- _Objective_: All material below is to be reproduced exactly.

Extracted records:
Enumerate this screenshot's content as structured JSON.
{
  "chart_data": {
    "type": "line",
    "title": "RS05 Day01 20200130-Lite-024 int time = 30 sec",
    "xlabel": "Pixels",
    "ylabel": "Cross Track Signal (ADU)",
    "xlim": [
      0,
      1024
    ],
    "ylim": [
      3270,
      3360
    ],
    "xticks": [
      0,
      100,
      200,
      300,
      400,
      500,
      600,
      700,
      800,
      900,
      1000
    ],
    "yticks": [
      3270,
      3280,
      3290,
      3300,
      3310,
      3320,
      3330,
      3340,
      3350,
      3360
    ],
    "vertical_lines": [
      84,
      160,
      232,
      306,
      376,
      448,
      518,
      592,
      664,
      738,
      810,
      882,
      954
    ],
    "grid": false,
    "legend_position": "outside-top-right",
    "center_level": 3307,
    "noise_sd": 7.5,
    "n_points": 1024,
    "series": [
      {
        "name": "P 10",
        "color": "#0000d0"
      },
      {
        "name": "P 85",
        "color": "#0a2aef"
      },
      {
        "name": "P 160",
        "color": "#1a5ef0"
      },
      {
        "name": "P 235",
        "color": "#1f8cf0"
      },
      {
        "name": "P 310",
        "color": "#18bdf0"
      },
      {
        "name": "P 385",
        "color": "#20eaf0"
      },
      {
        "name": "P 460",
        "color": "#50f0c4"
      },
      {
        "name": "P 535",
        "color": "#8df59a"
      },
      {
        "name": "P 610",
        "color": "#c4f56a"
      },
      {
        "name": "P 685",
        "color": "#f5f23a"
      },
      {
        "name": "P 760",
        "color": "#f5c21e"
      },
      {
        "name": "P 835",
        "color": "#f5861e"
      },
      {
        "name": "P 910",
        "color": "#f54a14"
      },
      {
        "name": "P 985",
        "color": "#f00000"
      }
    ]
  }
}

- _The response_:
Enumerate this screenshot's content as structured JSON.
{
  "chart_data": {
    "type": "line",
    "title": "RS05 Day01 20200130-Lite-024 int time = 30 sec",
    "xlabel": "Pixels",
    "ylabel": "Cross Track Signal (ADU)",
    "xlim": [
      0,
      1024
    ],
    "ylim": [
      3270,
      3360
    ],
    "xticks": [
      0,
      100,
      200,
      300,
      400,
      500,
      600,
      700,
      800,
      900,
      1000
    ],
    "yticks": [
      3270,
      3280,
      3290,
      3300,
      3310,
      3320,
      3330,
      3340,
      3350,
      3360
    ],
    "vertical_lines": [
      84,
      160,
      232,
      306,
      376,
      448,
      518,
      592,
      664,
      738,
      810,
      882,
      954
    ],
    "grid": false,
    "legend_position": "outside-top-right",
    "center_level": 3307,
    "noise_sd": 7.5,
    "n_points": 1024,
    "series": [
      {
        "name": "P 10",
        "color": "#0000d0"
      },
      {
        "name": "P 85",
        "color": "#0a2aef"
      },
      {
        "name": "P 160",
        "color": "#1a5ef0"
      },
      {
        "name": "P 235",
        "color": "#1f8cf0"
      },
      {
        "name": "P 310",
        "color": "#18bdf0"
      },
      {
        "name": "P 385",
        "color": "#20eaf0"
      },
      {
        "name": "P 460",
        "color": "#50f0c4"
      },
      {
        "name": "P 535",
        "color": "#8df59a"
      },
      {
        "name": "P 610",
        "color": "#c4f56a"
      },
      {
        "name": "P 685",
        "color": "#f5f23a"
      },
      {
        "name": "P 760",
        "color": "#f5c21e"
      },
      {
        "name": "P 835",
        "color": "#f5861e"
      },
      {
        "name": "P 910",
        "color": "#f54a14"
      },
      {
        "name": "P 985",
        "color": "#f00000"
      }
    ]
  }
}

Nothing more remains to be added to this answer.